Son » aventure poétique » nait de la découverte cubiste. Dans le domaine pictural, les Demoiselles d’Avignon signifient une énorme conquête dans le sens de la liberté du peintre: abandon de la perspective, abandon du clair-obscur qui donnait volume aux objets, rejet donc de toute convention, de tout trompe l’oeil.
La peinture n’est plus une fenêtre ouverte sur le monde ; l’invention pure s’affirme contre la reproduction de la nature : l’objet est présenté comme si quelque spectateur idéal, affranchi de la pesanteur, tournait autour de lui. Il ne s’agit plus d’évoquer l’espace de notre terre, l’horizon, les étoiles, mais un espace illimité, libéré de nos habitudes de pesanteur et d’orientation.

__Consigne écrite__
D'après l'extrait ci-dessus, quels sont, s'il vous plaît, les deux abandons que signifient les Demoiselles d'Avignon dans le domaine pictural ?

__Matériel fourni__
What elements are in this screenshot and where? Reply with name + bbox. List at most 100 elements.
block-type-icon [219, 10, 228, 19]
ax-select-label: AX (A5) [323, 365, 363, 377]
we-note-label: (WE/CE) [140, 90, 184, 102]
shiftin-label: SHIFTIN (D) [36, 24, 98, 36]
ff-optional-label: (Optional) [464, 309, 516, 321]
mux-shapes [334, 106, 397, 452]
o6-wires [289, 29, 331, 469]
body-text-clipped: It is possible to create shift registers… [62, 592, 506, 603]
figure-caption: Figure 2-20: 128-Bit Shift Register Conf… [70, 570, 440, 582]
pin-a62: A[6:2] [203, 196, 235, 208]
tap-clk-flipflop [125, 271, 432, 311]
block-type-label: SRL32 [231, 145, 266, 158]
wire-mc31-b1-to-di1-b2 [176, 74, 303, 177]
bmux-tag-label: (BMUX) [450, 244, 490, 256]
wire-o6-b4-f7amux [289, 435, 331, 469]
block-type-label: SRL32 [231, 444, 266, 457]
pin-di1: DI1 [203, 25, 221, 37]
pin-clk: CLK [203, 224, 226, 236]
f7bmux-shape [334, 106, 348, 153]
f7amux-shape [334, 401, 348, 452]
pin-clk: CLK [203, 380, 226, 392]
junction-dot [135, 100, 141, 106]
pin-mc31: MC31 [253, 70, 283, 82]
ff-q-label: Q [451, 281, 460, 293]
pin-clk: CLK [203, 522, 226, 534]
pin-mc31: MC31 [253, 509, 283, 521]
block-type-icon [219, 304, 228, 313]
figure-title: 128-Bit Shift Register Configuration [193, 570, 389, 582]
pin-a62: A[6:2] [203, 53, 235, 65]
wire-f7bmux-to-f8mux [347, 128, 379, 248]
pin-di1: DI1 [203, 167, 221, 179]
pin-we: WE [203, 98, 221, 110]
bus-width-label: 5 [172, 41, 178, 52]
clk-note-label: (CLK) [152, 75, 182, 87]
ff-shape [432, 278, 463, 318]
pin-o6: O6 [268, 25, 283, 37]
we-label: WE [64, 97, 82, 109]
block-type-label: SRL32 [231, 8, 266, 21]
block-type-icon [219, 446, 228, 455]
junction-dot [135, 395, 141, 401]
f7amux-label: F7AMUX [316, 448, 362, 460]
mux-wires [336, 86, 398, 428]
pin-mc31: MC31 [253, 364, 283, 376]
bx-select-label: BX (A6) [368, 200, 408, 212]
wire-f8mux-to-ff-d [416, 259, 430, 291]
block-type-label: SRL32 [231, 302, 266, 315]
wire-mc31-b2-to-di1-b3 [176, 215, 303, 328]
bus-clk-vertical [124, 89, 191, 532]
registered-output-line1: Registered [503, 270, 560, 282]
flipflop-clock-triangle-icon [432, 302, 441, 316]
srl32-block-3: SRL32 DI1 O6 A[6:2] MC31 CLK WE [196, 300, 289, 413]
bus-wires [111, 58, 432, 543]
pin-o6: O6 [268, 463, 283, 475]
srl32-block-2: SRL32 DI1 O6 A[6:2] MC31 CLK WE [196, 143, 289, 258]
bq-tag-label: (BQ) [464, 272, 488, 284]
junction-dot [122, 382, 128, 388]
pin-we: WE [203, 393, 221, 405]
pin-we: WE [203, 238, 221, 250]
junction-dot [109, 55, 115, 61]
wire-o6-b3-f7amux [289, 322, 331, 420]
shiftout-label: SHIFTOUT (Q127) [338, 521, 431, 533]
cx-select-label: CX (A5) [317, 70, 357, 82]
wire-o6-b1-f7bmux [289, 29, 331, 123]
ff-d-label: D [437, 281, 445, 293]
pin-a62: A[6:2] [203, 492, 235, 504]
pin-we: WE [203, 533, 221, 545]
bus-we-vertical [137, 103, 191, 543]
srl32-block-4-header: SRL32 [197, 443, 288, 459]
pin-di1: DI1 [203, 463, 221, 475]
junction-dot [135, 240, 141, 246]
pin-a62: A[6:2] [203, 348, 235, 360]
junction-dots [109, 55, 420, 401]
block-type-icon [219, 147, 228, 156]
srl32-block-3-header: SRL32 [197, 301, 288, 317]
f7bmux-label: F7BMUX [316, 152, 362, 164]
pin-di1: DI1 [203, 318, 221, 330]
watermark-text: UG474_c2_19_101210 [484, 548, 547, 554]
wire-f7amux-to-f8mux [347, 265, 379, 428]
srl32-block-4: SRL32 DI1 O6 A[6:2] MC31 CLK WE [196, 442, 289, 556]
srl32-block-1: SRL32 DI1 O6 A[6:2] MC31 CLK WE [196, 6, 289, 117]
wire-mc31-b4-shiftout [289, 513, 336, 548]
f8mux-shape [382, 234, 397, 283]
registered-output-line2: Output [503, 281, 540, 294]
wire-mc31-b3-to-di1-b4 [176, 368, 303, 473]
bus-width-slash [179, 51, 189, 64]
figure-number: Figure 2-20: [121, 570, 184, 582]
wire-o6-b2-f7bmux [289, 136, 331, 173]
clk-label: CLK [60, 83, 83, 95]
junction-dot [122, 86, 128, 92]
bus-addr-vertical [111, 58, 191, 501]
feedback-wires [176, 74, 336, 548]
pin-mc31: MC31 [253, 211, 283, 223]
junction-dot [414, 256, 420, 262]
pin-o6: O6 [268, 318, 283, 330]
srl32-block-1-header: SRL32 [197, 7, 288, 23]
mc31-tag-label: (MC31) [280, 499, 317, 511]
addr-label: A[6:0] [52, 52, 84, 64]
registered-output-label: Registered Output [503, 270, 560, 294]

__Réponse ci-dessous__
L'abandon de la perspective et l'abandon du clair-obscur qui donnait volume aux objets.